Instructions to follow
Edit the listing from its first line through the line containing "result-outcome: 胜 [881,256,927,282]" so that each "checkbox-checked-icon" becomes "checkbox-ticked-icon", and give back only those lines with everything else unchanged.
-- Information provided start --
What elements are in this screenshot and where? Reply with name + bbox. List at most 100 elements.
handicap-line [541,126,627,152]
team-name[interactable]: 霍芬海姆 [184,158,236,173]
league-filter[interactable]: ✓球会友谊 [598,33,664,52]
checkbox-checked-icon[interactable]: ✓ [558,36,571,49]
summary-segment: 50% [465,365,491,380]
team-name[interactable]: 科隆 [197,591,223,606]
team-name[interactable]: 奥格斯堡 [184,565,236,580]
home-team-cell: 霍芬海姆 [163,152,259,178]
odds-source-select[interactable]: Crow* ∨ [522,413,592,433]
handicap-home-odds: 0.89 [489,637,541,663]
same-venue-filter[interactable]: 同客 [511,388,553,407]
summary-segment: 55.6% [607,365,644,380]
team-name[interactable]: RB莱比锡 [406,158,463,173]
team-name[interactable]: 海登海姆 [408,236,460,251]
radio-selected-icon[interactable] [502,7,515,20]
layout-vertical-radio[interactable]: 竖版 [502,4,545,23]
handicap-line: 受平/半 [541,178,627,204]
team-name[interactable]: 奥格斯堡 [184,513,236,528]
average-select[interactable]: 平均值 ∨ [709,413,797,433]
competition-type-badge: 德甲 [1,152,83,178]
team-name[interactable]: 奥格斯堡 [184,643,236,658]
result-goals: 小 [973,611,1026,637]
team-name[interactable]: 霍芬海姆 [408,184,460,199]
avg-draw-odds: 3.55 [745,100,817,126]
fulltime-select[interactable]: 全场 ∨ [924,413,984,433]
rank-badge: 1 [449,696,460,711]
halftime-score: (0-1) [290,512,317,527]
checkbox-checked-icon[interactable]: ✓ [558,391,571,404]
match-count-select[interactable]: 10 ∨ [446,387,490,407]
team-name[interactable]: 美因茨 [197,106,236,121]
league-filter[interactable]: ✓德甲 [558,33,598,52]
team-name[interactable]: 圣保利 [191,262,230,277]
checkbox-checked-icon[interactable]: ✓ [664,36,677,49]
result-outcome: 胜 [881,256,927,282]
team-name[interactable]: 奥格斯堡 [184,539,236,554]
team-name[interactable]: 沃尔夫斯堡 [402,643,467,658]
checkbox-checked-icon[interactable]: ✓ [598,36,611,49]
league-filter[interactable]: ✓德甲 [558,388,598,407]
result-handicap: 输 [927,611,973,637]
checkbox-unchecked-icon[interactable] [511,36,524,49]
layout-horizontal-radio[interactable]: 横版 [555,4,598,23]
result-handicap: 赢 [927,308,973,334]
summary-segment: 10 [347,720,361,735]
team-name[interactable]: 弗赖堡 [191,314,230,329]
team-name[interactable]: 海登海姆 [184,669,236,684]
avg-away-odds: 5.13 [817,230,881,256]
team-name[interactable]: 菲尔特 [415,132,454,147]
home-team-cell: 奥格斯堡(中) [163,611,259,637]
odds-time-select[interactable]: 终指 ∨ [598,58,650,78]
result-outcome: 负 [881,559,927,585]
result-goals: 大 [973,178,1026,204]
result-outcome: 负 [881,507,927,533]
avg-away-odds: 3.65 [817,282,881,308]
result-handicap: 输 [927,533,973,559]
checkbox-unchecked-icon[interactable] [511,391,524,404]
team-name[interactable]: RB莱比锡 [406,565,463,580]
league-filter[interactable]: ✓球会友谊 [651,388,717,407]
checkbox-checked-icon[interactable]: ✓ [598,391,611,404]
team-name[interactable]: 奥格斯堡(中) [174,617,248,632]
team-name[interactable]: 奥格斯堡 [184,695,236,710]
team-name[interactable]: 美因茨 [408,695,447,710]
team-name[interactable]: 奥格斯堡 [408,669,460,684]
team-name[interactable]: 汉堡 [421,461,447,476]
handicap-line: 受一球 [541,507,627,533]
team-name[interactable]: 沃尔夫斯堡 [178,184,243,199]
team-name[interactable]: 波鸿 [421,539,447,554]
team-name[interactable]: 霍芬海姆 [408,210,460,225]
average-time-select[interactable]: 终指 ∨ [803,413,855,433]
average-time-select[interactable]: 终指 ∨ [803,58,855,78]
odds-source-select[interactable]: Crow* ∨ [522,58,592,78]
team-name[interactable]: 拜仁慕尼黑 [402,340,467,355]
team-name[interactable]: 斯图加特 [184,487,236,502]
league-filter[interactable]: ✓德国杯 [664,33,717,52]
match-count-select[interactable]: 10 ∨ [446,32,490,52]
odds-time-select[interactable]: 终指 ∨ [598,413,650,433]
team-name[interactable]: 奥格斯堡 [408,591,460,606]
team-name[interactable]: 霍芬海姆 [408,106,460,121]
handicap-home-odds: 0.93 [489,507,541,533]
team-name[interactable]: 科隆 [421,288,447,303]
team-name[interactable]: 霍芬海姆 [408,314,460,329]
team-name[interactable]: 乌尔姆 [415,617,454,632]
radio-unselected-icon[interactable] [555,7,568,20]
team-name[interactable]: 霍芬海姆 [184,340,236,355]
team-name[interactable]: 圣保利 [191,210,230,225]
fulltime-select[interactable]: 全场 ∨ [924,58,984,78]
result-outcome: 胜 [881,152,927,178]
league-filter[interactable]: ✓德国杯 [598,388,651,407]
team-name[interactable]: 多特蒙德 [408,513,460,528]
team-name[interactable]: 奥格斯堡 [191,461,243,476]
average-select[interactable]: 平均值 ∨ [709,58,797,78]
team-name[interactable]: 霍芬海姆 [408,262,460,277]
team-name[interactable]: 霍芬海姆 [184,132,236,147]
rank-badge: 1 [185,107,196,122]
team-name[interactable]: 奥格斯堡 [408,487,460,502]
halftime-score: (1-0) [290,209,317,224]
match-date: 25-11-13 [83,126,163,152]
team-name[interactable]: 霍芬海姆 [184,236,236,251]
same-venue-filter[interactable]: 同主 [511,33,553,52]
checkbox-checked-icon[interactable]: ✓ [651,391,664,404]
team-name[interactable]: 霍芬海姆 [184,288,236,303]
-- Information provided end --
Correct answer
What elements are in this screenshot and where? Reply with name + bbox. List at most 100 elements.
handicap-line [541,126,627,152]
team-name[interactable]: 霍芬海姆 [184,158,236,173]
league-filter[interactable]: ✓球会友谊 [598,33,664,52]
checkbox-ticked-icon[interactable]: ✓ [558,36,571,49]
summary-segment: 50% [465,365,491,380]
team-name[interactable]: 科隆 [197,591,223,606]
team-name[interactable]: 奥格斯堡 [184,565,236,580]
home-team-cell: 霍芬海姆 [163,152,259,178]
odds-source-select[interactable]: Crow* ∨ [522,413,592,433]
handicap-home-odds: 0.89 [489,637,541,663]
same-venue-filter[interactable]: 同客 [511,388,553,407]
summary-segment: 55.6% [607,365,644,380]
team-name[interactable]: RB莱比锡 [406,158,463,173]
team-name[interactable]: 海登海姆 [408,236,460,251]
radio-selected-icon[interactable] [502,7,515,20]
layout-vertical-radio[interactable]: 竖版 [502,4,545,23]
handicap-line: 受平/半 [541,178,627,204]
team-name[interactable]: 奥格斯堡 [184,513,236,528]
average-select[interactable]: 平均值 ∨ [709,413,797,433]
competition-type-badge: 德甲 [1,152,83,178]
team-name[interactable]: 奥格斯堡 [184,643,236,658]
result-goals: 小 [973,611,1026,637]
team-name[interactable]: 霍芬海姆 [408,184,460,199]
avg-draw-odds: 3.55 [745,100,817,126]
fulltime-select[interactable]: 全场 ∨ [924,413,984,433]
rank-badge: 1 [449,696,460,711]
halftime-score: (0-1) [290,512,317,527]
checkbox-ticked-icon[interactable]: ✓ [558,391,571,404]
match-count-select[interactable]: 10 ∨ [446,387,490,407]
team-name[interactable]: 美因茨 [197,106,236,121]
league-filter[interactable]: ✓德甲 [558,33,598,52]
team-name[interactable]: 圣保利 [191,262,230,277]
checkbox-ticked-icon[interactable]: ✓ [664,36,677,49]
result-outcome: 胜 [881,256,927,282]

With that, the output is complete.